(Stored data)
========

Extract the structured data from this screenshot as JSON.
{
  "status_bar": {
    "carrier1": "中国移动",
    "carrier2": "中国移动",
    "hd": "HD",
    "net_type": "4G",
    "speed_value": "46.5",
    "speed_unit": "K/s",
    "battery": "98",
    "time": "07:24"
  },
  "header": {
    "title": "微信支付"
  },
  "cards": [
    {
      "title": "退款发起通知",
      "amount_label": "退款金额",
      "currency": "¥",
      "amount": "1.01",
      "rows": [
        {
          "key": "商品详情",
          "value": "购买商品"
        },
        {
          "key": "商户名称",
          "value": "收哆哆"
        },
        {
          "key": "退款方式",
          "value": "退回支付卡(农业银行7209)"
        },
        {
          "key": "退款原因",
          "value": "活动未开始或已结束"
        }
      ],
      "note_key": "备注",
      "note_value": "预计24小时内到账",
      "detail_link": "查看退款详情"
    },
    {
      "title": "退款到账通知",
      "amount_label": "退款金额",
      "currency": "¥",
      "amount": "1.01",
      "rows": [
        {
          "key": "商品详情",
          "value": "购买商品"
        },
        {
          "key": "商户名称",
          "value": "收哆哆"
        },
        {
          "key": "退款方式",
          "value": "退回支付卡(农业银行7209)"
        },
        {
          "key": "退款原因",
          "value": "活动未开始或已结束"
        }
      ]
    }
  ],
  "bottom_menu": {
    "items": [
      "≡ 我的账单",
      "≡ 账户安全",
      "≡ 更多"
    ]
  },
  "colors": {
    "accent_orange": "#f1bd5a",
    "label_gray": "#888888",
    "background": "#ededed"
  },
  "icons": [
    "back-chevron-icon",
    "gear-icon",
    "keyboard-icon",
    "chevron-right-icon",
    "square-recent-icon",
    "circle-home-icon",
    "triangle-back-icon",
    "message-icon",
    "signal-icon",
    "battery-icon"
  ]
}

========

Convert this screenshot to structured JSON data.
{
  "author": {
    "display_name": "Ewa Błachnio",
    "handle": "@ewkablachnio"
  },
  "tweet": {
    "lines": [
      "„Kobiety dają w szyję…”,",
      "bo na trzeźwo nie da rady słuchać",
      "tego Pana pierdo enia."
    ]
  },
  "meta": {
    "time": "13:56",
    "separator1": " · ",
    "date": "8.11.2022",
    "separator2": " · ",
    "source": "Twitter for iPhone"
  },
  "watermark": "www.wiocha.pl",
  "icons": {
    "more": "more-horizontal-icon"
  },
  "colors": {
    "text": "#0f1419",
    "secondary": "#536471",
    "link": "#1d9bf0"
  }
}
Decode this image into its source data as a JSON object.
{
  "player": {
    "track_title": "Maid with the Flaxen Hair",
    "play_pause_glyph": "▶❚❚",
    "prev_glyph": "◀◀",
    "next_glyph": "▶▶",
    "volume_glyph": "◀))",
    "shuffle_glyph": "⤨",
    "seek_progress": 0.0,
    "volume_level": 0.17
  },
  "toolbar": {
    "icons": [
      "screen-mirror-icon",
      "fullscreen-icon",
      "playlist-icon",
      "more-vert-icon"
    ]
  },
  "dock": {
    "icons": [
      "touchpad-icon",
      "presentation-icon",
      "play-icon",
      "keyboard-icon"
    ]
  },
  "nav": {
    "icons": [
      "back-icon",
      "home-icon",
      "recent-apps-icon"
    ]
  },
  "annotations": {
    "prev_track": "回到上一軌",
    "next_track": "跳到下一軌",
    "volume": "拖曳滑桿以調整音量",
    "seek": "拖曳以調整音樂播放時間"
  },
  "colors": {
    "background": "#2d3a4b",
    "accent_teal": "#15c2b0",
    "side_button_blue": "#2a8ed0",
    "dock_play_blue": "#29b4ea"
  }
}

========

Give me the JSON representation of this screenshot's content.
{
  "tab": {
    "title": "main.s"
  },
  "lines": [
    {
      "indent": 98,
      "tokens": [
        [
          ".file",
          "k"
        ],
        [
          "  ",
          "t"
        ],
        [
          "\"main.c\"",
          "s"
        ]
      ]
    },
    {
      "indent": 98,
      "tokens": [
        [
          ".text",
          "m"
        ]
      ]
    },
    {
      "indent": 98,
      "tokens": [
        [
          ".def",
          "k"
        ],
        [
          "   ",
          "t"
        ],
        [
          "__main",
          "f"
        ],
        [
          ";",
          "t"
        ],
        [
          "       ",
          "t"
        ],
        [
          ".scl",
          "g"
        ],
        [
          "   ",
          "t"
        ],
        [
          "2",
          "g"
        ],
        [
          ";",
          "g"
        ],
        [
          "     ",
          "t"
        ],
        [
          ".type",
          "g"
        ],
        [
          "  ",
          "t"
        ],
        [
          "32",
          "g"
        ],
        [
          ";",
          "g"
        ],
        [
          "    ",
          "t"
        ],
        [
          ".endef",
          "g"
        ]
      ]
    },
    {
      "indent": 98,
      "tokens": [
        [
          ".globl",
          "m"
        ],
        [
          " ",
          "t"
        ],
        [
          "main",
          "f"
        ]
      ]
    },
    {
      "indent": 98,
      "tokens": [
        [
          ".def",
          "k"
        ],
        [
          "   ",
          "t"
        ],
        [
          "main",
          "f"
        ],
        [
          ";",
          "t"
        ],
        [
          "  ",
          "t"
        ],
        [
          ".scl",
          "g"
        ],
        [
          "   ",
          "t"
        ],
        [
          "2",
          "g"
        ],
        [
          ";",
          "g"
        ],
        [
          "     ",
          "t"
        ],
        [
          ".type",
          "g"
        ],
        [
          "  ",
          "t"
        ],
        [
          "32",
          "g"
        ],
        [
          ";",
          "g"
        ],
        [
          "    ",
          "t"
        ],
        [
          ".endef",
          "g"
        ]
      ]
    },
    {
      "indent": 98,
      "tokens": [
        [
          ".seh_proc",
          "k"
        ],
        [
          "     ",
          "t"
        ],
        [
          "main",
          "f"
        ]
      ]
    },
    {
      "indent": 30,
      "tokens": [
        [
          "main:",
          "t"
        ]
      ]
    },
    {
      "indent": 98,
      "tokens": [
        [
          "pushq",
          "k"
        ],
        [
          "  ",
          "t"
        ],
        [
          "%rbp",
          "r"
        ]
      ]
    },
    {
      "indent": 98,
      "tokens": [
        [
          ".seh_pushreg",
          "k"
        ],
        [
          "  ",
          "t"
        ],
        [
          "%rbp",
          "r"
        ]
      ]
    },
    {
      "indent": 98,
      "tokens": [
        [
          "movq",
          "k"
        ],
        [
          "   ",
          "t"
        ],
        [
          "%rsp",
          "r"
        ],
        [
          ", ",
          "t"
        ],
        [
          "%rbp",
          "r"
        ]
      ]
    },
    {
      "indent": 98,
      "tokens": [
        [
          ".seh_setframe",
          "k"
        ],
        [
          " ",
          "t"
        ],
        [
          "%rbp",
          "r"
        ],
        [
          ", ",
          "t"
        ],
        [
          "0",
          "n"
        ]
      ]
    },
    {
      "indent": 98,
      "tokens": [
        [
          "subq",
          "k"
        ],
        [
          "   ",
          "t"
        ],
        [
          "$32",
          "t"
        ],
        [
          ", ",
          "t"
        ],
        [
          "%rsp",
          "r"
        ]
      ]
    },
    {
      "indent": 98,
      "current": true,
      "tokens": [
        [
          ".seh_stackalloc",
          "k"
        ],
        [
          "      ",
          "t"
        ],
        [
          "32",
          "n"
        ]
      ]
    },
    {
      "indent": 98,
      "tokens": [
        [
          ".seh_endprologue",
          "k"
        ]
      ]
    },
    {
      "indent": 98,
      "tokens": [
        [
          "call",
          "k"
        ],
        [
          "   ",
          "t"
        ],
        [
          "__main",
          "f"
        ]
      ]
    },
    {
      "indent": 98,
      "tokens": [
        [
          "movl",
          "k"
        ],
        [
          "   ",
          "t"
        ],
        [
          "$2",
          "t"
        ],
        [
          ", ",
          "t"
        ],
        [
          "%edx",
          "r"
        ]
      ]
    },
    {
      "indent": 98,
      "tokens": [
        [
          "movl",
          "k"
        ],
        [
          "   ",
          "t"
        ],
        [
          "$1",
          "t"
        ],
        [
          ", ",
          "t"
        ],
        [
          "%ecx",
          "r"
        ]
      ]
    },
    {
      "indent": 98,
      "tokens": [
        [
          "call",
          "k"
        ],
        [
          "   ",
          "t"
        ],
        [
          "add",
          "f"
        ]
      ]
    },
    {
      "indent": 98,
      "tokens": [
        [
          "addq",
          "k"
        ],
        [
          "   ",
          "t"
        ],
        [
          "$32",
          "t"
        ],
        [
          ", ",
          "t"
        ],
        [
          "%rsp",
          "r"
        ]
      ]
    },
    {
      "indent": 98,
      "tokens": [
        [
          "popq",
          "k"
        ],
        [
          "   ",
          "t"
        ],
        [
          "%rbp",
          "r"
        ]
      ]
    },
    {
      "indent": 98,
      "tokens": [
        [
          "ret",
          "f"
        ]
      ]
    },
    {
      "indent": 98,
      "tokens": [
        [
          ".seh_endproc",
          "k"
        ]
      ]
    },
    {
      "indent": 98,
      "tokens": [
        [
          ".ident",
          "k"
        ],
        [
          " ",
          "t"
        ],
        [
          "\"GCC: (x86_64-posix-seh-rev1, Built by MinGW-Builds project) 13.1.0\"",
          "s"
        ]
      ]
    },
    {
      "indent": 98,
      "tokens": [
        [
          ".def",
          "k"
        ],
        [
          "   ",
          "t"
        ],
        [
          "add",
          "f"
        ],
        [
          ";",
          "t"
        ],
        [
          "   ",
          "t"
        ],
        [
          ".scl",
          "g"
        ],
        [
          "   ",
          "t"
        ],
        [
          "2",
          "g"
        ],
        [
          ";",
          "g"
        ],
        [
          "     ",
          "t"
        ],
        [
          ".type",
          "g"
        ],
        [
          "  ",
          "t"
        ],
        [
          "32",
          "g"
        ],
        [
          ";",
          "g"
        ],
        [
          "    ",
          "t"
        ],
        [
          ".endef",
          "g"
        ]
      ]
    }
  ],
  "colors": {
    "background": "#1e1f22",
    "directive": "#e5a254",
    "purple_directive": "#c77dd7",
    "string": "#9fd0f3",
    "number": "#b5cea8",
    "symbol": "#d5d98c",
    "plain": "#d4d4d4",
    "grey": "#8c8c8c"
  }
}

========

_Your objective:_ Copy each line of the data that contains the word "background".

_Solution to this exercise:_
    "background": "#ededed"
    "background": "#2d3a4b",
    "background": "#1e1f22",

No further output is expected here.